### EXCERTO ###

Acórdão do Tribunal da Relação de Lisboa
Processo:
12319/18.0T8LSB.L1-7
Relator: ANA RODRIGUES DA SILVA
Descritores: COMPETÊNCIA
HOMOLOGAÇÃO
PODER PATERNAL
Nº do Documento: RL
Data do Acordão: 11/27/2018
Votação: UNANIMIDADE
Texto Integral: S
Texto Parcial: N
Meio Processual: APELAÇÃO
Decisão: PROCEDENTE
Sumário: (elaborado ao abrigo do disposto no art. 663º, nº 7, do CPC)

1. As alterações legislativas introduzidas no Código do Registo Civil e no Código Civil pela Lei 5/2017, de 2 de Março, não retiraram competência ao Tribunal para a homologação de acordo sobre as responsabilidades parentais em caso de progenitores casados entre si e divorciados;

  2. A Lei 5/2017, de 2 de Março apenas alargou a faculdade de recurso às Conservatórias do Registo Civil aos progenitores unidos de facto em caso de separação e não casados nem unidos de facto, tal como já sucedia no caso de progenitores casados, e foi determinada pela necessidade de evitar tratamentos diferenciados para situações idênticas.
Decisão Texto Parcial:
Decisão Texto Integral: Acordam na 7ª Secção do Tribunal da Relação de Lisboa:

I. RELATÓRIO

1. A. e A’. intentaram os presentes autos de alteração das responsabilidades parentais sobre os seus três filhos menores, requerendo a homologação de acordo que juntam.

2. Foi proferido despacho, declarando o Tribunal incompetente para apreciar o presente acordo e competentes as Conservatórias do Registo Civil.

3. Inconformados, os Requerentes recorrem deste despacho, terminando as suas alegações de recurso com as seguintes conclusões:
“O presente recurso restringe-se a uma questão de direito
2 - Efectivamente, os Recorrentes, cientes da possibilidade alternativa que lhes é conferida pela actual redacção do nº 2 do artº 1909º, do Código Civil, e atento facto de que o exercício das Responsabilidades Parentais, que pretendem alterar, já se encontra regulado por decisão transitada em julgado, de acção que correu termos pela (Extinta) 3ª Secção do anterior 1º Juízo do Tribunal de Família e Menores de Lisboa, sob o processo nº 1778/09.1TMLSB,
3 – E que, por factos supervenientes, se modificou a situação patrimonial de ambos os Requerentes, e também o estado de saúde do Requerente varão, acordaram em alterar os termos do Acordo em causa, tendo chegado a entendimento quanto à nova redação que o mesmo deverá ter, e submeteram-no à apreciação do Tribunal de Família e Menores da Comarca de Lisboa;
4 - Após um primeiro despacho, que ordenou à secção que obtivesse do arquivo o processo findo, em versão documental, os Requerentes foram notificados da decisão final, de que agora recorrem.

### DADOS FORNECIDOS ###

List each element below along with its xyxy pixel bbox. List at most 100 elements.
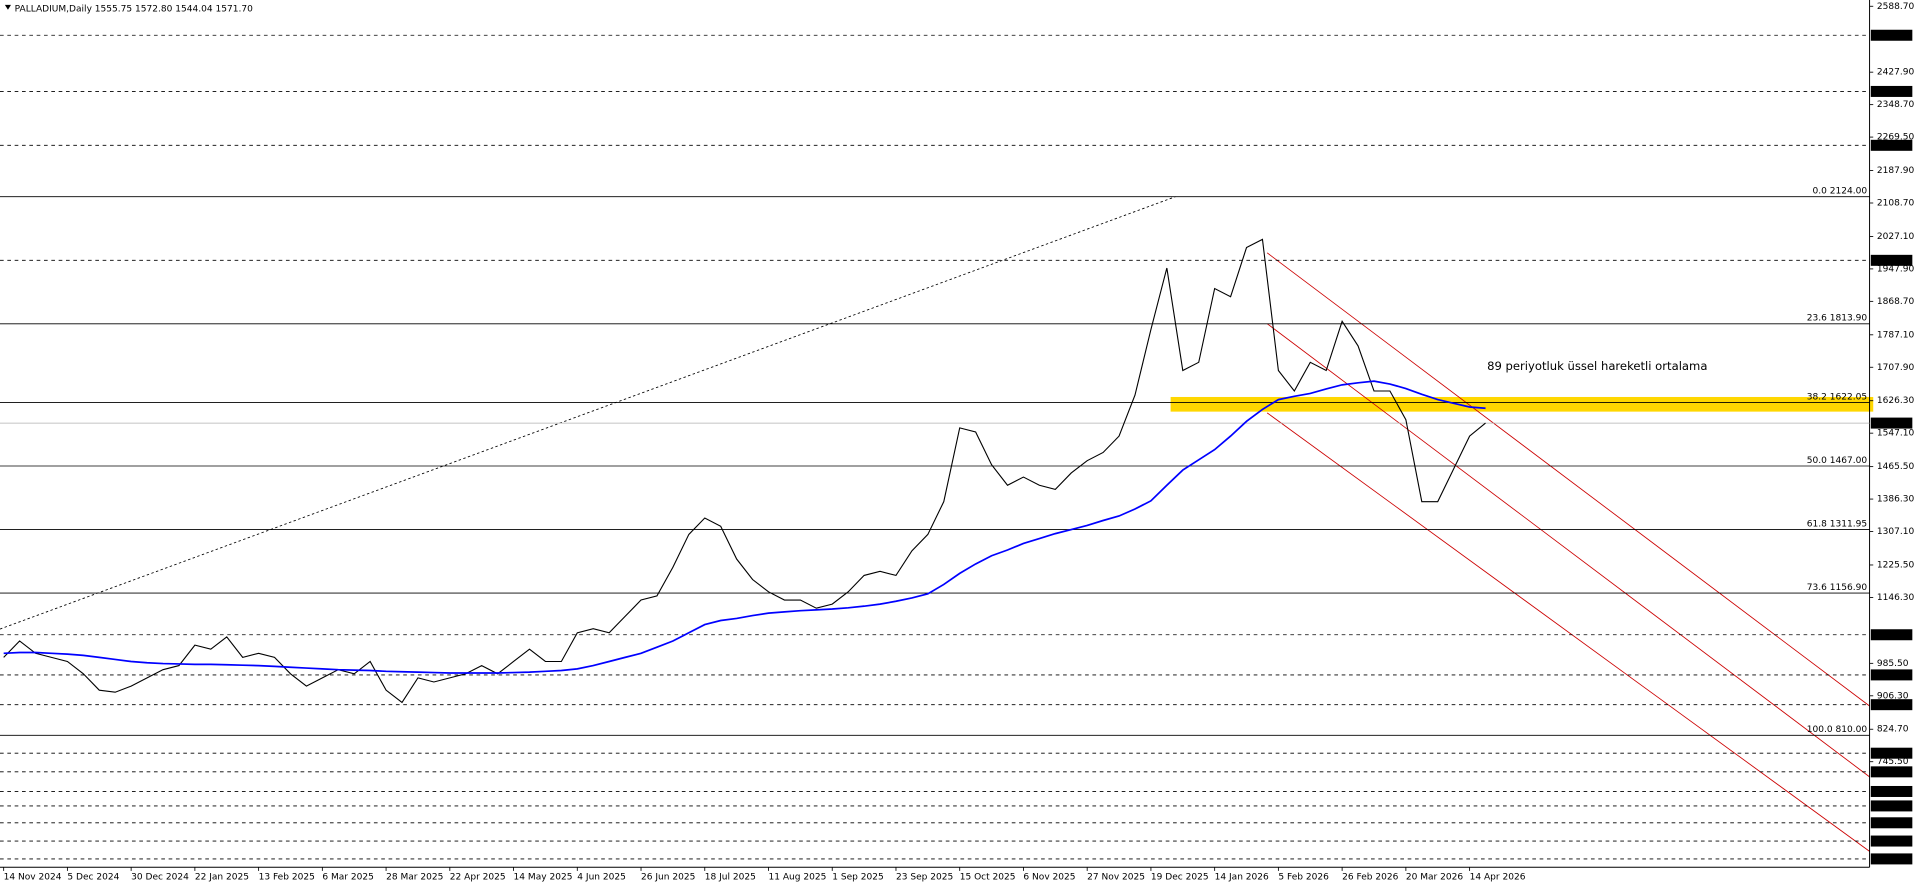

###

▸ TAREFA PROPOSTA
No acórdão, que entidades o despacho declarou competentes para apreciar o acordo? Responda numa frase, por favor.

▸ RESPOSTA DO EXERCÍCIO
O despacho declarou competentes as Conservatórias do Registo Civil.